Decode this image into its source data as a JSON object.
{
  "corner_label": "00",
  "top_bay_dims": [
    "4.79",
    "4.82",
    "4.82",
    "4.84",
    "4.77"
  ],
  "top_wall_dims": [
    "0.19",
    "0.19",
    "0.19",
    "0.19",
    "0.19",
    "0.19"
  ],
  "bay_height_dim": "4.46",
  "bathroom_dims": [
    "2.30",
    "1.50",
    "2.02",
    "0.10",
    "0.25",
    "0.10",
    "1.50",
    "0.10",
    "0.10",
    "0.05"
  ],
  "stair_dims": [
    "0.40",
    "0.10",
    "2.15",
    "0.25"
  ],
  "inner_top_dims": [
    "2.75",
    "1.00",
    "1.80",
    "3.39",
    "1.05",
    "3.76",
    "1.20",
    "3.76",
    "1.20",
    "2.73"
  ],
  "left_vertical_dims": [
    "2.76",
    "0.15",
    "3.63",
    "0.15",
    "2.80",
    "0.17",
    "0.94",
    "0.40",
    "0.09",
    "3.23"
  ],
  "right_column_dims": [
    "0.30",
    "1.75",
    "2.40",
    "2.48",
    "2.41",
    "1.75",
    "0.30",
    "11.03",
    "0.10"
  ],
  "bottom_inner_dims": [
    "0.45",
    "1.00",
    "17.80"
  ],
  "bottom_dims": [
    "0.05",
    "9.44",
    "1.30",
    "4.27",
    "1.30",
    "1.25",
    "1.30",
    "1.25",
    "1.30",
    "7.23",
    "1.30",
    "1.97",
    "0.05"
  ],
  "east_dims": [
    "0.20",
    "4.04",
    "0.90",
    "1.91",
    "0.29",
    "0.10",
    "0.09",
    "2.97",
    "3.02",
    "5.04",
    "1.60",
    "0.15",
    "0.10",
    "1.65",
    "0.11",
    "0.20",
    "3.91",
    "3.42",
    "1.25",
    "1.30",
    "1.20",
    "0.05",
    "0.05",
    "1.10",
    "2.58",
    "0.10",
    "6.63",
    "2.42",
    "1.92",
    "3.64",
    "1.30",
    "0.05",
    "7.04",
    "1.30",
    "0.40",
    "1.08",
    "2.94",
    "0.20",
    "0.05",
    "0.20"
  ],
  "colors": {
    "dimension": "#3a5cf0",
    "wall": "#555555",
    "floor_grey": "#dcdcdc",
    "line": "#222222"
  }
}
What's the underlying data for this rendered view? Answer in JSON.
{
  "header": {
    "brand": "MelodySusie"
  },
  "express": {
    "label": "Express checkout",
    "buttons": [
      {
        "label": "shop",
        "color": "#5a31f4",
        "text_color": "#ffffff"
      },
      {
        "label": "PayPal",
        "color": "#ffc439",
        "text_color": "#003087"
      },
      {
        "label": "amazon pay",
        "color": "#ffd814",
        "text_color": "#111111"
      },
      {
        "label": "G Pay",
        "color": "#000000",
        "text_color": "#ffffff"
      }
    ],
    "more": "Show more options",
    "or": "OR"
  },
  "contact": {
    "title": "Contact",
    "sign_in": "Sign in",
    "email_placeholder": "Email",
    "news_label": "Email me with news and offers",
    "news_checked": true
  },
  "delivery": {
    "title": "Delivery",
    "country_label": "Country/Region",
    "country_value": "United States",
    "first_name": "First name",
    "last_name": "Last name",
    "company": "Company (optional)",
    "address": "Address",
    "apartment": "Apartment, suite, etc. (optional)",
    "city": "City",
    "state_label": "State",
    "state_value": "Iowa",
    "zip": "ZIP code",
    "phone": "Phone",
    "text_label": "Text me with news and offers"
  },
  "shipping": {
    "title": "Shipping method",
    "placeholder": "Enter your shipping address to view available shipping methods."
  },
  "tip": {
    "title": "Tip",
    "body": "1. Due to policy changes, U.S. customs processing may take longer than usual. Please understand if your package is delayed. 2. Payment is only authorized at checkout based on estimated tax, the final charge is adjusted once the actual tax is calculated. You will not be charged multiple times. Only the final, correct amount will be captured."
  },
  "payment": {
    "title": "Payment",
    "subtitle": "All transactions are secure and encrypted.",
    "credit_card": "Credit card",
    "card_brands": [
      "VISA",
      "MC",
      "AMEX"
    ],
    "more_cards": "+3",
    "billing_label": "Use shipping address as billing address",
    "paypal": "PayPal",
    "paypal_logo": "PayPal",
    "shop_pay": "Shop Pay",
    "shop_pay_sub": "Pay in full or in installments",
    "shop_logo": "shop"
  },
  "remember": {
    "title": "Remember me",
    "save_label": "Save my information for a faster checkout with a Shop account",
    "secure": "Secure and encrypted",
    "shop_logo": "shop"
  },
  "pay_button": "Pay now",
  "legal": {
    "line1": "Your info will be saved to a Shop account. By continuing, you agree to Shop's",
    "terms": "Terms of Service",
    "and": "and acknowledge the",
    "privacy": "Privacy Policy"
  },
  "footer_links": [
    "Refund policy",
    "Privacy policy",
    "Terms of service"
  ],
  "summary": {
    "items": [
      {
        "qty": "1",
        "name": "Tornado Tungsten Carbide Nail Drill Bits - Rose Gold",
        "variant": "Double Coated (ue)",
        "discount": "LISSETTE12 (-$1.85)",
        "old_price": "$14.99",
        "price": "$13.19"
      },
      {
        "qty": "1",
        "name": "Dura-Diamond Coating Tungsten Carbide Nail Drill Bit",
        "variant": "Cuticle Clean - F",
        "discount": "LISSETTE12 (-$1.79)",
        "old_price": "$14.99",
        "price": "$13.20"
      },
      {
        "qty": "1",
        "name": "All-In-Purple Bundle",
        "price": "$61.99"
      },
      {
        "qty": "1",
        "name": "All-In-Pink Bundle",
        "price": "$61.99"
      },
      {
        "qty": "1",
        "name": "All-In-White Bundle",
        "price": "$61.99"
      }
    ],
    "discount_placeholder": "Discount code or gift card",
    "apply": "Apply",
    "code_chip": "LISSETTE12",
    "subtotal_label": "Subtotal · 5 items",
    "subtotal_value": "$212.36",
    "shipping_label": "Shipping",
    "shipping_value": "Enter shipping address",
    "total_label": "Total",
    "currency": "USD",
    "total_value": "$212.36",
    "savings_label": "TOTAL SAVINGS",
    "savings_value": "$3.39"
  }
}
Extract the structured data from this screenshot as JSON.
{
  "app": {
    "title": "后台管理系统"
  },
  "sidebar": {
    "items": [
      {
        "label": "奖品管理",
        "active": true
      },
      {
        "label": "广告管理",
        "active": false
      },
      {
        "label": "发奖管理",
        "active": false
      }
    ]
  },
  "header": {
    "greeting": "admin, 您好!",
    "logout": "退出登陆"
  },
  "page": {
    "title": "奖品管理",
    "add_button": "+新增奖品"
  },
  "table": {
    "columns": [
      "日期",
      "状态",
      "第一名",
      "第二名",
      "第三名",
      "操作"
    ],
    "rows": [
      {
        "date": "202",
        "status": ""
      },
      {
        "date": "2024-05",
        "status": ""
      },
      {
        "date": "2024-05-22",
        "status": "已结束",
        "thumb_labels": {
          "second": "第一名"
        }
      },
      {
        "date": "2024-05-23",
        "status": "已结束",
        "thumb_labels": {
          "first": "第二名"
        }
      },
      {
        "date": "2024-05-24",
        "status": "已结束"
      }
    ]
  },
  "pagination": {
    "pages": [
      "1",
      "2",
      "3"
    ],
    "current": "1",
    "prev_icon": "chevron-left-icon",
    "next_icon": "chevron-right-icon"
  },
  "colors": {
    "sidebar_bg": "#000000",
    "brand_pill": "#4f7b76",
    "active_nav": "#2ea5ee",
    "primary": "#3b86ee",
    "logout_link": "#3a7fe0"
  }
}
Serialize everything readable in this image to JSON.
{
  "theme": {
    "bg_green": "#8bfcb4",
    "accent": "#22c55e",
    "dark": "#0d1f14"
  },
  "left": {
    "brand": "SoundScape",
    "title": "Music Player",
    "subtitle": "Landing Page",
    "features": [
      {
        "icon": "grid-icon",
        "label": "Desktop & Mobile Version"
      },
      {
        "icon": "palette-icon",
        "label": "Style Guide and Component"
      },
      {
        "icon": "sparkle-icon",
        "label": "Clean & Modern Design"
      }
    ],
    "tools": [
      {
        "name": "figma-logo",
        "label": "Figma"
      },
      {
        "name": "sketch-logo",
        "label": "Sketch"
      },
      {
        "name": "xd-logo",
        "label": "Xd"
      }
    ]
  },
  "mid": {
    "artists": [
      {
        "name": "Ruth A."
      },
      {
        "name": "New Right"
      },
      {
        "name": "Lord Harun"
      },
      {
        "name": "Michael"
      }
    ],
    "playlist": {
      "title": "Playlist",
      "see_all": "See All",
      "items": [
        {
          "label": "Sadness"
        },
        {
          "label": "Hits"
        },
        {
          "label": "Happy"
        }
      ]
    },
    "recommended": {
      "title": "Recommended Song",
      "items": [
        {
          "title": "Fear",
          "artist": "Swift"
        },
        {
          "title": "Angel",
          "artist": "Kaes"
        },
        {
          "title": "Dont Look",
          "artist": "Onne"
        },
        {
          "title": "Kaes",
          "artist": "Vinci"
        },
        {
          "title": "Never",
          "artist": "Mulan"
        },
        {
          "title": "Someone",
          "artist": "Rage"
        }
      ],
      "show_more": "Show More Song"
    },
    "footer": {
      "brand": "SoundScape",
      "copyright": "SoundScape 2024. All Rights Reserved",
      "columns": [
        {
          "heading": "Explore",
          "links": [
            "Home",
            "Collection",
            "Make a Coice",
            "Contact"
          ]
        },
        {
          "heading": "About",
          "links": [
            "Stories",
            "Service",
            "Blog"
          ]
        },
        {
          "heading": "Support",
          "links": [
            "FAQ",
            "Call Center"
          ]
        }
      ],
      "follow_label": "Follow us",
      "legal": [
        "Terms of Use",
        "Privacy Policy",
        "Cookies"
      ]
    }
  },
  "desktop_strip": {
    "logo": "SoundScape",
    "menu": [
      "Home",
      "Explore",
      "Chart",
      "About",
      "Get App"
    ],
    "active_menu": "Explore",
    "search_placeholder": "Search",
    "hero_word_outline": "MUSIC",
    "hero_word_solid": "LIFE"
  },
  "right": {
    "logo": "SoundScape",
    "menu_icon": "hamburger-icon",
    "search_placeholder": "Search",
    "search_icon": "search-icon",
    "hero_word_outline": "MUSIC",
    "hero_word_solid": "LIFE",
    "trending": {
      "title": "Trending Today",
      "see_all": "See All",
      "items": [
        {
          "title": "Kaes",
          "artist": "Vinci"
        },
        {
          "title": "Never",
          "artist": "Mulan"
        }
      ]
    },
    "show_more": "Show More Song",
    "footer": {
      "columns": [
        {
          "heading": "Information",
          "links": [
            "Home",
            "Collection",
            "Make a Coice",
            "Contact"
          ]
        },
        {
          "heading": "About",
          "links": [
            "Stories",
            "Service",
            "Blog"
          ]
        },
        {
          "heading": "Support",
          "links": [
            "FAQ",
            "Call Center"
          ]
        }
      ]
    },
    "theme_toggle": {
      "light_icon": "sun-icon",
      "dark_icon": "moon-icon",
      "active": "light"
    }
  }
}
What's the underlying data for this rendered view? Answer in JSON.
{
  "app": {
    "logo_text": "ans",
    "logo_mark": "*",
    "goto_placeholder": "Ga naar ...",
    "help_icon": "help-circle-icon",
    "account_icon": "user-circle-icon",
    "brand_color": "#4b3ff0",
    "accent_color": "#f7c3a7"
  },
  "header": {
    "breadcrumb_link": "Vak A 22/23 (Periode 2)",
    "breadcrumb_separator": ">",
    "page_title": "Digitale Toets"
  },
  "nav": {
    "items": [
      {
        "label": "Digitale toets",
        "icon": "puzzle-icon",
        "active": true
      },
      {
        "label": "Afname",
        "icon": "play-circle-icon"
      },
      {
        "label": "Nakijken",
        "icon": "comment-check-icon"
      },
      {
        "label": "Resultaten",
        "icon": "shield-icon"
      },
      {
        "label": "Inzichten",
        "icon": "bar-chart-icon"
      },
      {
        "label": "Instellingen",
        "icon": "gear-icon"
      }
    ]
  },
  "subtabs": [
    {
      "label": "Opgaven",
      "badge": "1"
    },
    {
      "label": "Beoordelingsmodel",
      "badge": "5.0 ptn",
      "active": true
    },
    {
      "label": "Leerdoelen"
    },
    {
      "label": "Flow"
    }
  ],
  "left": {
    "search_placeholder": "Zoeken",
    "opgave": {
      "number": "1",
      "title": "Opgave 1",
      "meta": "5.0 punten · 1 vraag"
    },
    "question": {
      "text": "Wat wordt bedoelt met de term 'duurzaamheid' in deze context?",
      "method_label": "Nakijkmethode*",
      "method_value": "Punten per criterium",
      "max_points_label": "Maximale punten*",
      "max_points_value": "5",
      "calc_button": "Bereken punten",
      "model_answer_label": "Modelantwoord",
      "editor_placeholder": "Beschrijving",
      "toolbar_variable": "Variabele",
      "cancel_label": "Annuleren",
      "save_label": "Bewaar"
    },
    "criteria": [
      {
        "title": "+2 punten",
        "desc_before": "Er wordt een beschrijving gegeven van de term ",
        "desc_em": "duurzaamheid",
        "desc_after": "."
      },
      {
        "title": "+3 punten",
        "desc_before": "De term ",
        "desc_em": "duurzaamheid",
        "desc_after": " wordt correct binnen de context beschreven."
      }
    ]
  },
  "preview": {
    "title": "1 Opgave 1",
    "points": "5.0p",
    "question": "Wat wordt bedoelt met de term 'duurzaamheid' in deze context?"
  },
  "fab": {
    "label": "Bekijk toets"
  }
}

::::

- _Work to be completed_
State how many lines of the records hold the string "Privacy", and nothing else.

- _Answer for the task_
3